Page excerpt:

__________

On Thu, Jul 17, 2014 at 4:54 AM, Matthew Minter
<matthew_minter@xyratex.com> wrote:
> On 16 July 2014 23:00, Bjorn Helgaas <bhelgaas@google.com> wrote:
>> This is a tangent, but I'm curious about this part of the hotplug
>> process.  Since this is PCIe, I assume the switch leading to the 8639
>> connector supports hotplug and the pciehp driver would be involved.
>> Why doesn't it notice the device addition and handle it automatically?
>> You shouldn't have to do anything with /sys/bus/pci/rescan.
>
> That is a good question and possibly exposes some of the background here.
>
> 8639 connectors do not require hot-plug support from PCIe layer at
> all. This is because the hot-plug does not rely on the power to the
> port being shut down first. They have a power connector based on a
> modified SATA power connector including the staged power pins and such
> can be surprised hot-(un)plugged without consequence (of course the
> file-systems should be unmounted and ideally the driver stopped
> first).

__________

Data provided:
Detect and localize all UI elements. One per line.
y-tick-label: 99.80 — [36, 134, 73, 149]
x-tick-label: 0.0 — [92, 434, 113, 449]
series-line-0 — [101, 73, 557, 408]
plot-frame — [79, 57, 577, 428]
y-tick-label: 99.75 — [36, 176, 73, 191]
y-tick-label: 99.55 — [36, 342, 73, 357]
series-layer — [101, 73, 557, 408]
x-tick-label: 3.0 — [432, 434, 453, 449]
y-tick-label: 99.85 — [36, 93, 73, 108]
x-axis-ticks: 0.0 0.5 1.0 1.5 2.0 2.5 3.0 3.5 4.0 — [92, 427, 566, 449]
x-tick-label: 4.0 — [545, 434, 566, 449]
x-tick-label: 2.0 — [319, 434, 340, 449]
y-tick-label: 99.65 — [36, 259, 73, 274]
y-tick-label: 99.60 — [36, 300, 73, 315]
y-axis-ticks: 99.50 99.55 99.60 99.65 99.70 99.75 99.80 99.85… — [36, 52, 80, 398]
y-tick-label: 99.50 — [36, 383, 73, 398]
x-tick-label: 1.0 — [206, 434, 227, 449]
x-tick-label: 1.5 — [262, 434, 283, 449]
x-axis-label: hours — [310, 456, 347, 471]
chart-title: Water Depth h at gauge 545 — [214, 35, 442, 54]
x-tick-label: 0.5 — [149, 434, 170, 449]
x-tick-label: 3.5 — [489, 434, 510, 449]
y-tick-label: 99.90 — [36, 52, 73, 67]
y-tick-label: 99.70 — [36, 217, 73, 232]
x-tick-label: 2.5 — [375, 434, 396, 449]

__________

Goal of the exercise: Can you write out the entire email excerpt above on hot-plugging 8639 connectors, word for word?

Result of this exercise:
On Thu, Jul 17, 2014 at 4:54 AM, Matthew Minter
<matthew_minter@xyratex.com> wrote:
> On 16 July 2014 23:00, Bjorn Helgaas <bhelgaas@google.com> wrote:
>> This is a tangent, but I'm curious about this part of the hotplug
>> process.  Since this is PCIe, I assume the switch leading to the 8639
>> connector supports hotplug and the pciehp driver would be involved.
>> Why doesn't it notice the device addition and handle it automatically?
>> You shouldn't have to do anything with /sys/bus/pci/rescan.
>
> That is a good question and possibly exposes some of the background here.
>
> 8639 connectors do not require hot-plug support from PCIe layer at
> all. This is because the hot-plug does not rely on the power to the
> port being shut down first. They have a power connector based on a
> modified SATA power connector including the staged power pins and such
> can be surprised hot-(un)plugged without consequence (of course the
> file-systems should be unmounted and ideally the driver stopped
> first).